[START Entries provided]

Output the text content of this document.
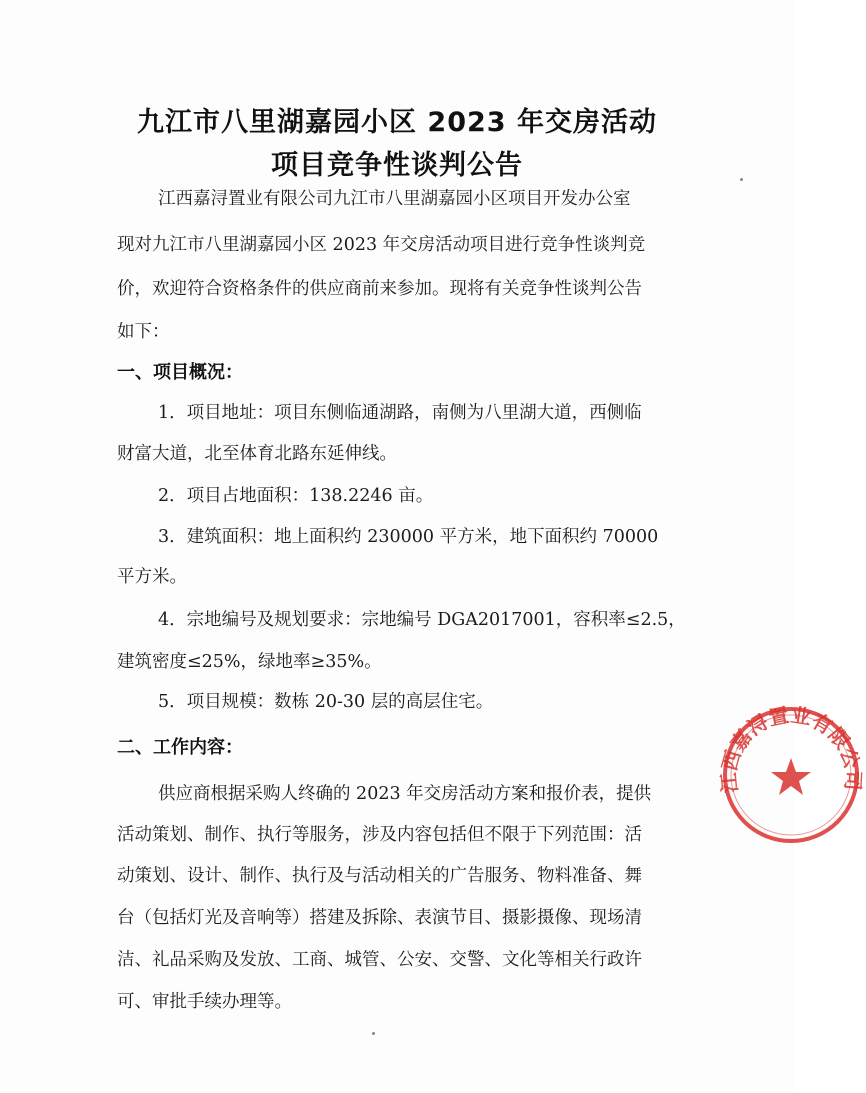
九江市八里湖嘉园小区 2023 年交房活动
项目竞争性谈判公告
江西嘉浔置业有限公司九江市八里湖嘉园小区项目开发办公室
现对九江市八里湖嘉园小区 2023 年交房活动项目进行竞争性谈判竞
价，欢迎符合资格条件的供应商前来参加。现将有关竞争性谈判公告
如下：
一、项目概况：
1．项目地址：项目东侧临通湖路，南侧为八里湖大道，西侧临
财富大道，北至体育北路东延伸线。
2．项目占地面积：138.2246 亩。
3．建筑面积：地上面积约 230000 平方米，地下面积约 70000
平方米。
4．宗地编号及规划要求：宗地编号 DGA2017001，容积率≤2.5，
建筑密度≤25%，绿地率≥35%。
5．项目规模：数栋 20-30 层的高层住宅。
二、工作内容：
供应商根据采购人终确的 2023 年交房活动方案和报价表，提供
活动策划、制作、执行等服务，涉及内容包括但不限于下列范围：活
动策划、设计、制作、执行及与活动相关的广告服务、物料准备、舞
台（包括灯光及音响等）搭建及拆除、表演节目、摄影摄像、现场清
洁、礼品采购及发放、工商、城管、公安、交警、文化等相关行政许
可、审批手续办理等。
江西嘉浔置业有限公司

[END Entries provided]

#### What is required
Transcribe the listing in full and omit the pictures.

#### Written response
Output the text content of this document.
九江市八里湖嘉园小区 2023 年交房活动
项目竞争性谈判公告
江西嘉浔置业有限公司九江市八里湖嘉园小区项目开发办公室
现对九江市八里湖嘉园小区 2023 年交房活动项目进行竞争性谈判竞
价，欢迎符合资格条件的供应商前来参加。现将有关竞争性谈判公告
如下：
一、项目概况：
1．项目地址：项目东侧临通湖路，南侧为八里湖大道，西侧临
财富大道，北至体育北路东延伸线。
2．项目占地面积：138.2246 亩。
3．建筑面积：地上面积约 230000 平方米，地下面积约 70000
平方米。
4．宗地编号及规划要求：宗地编号 DGA2017001，容积率≤2.5，
建筑密度≤25%，绿地率≥35%。
5．项目规模：数栋 20-30 层的高层住宅。
二、工作内容：
供应商根据采购人终确的 2023 年交房活动方案和报价表，提供
活动策划、制作、执行等服务，涉及内容包括但不限于下列范围：活
动策划、设计、制作、执行及与活动相关的广告服务、物料准备、舞
台（包括灯光及音响等）搭建及拆除、表演节目、摄影摄像、现场清
洁、礼品采购及发放、工商、城管、公安、交警、文化等相关行政许
可、审批手续办理等。
江西嘉浔置业有限公司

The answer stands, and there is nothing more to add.